Instruction: Take down each entry exactly as written.
───── Raw records
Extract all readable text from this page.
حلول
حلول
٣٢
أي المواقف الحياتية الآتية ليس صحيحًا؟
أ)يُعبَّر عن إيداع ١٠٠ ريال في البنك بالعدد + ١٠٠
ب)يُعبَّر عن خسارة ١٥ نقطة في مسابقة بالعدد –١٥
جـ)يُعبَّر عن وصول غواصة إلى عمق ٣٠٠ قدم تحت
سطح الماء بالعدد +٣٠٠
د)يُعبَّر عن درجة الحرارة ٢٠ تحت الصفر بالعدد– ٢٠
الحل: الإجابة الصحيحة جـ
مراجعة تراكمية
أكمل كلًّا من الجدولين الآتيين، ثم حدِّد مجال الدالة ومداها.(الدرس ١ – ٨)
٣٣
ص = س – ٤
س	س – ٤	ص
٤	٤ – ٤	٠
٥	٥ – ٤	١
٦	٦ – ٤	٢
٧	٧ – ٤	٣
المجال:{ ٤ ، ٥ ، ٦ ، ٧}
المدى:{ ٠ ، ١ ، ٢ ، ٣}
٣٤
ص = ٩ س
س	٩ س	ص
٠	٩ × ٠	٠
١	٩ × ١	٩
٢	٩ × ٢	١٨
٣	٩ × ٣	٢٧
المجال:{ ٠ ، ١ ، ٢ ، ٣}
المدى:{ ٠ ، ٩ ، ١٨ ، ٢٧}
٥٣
──────────
Response to this task:
Extract all readable text from this page.
حلول
حلول
٣٢
أي المواقف الحياتية الآتية ليس صحيحًا؟
أ)يُعبَّر عن إيداع ١٠٠ ريال في البنك بالعدد + ١٠٠
ب)يُعبَّر عن خسارة ١٥ نقطة في مسابقة بالعدد –١٥
جـ)يُعبَّر عن وصول غواصة إلى عمق ٣٠٠ قدم تحت
سطح الماء بالعدد +٣٠٠
د)يُعبَّر عن درجة الحرارة ٢٠ تحت الصفر بالعدد– ٢٠
الحل: الإجابة الصحيحة جـ
مراجعة تراكمية
أكمل كلًّا من الجدولين الآتيين، ثم حدِّد مجال الدالة ومداها.(الدرس ١ – ٨)
٣٣
ص = س – ٤
س	س – ٤	ص
٤	٤ – ٤	٠
٥	٥ – ٤	١
٦	٦ – ٤	٢
٧	٧ – ٤	٣
المجال:{ ٤ ، ٥ ، ٦ ، ٧}
المدى:{ ٠ ، ١ ، ٢ ، ٣}
٣٤
ص = ٩ س
س	٩ س	ص
٠	٩ × ٠	٠
١	٩ × ١	٩
٢	٩ × ٢	١٨
٣	٩ × ٣	٢٧
المجال:{ ٠ ، ١ ، ٢ ، ٣}
المدى:{ ٠ ، ٩ ، ١٨ ، ٢٧}
٥٣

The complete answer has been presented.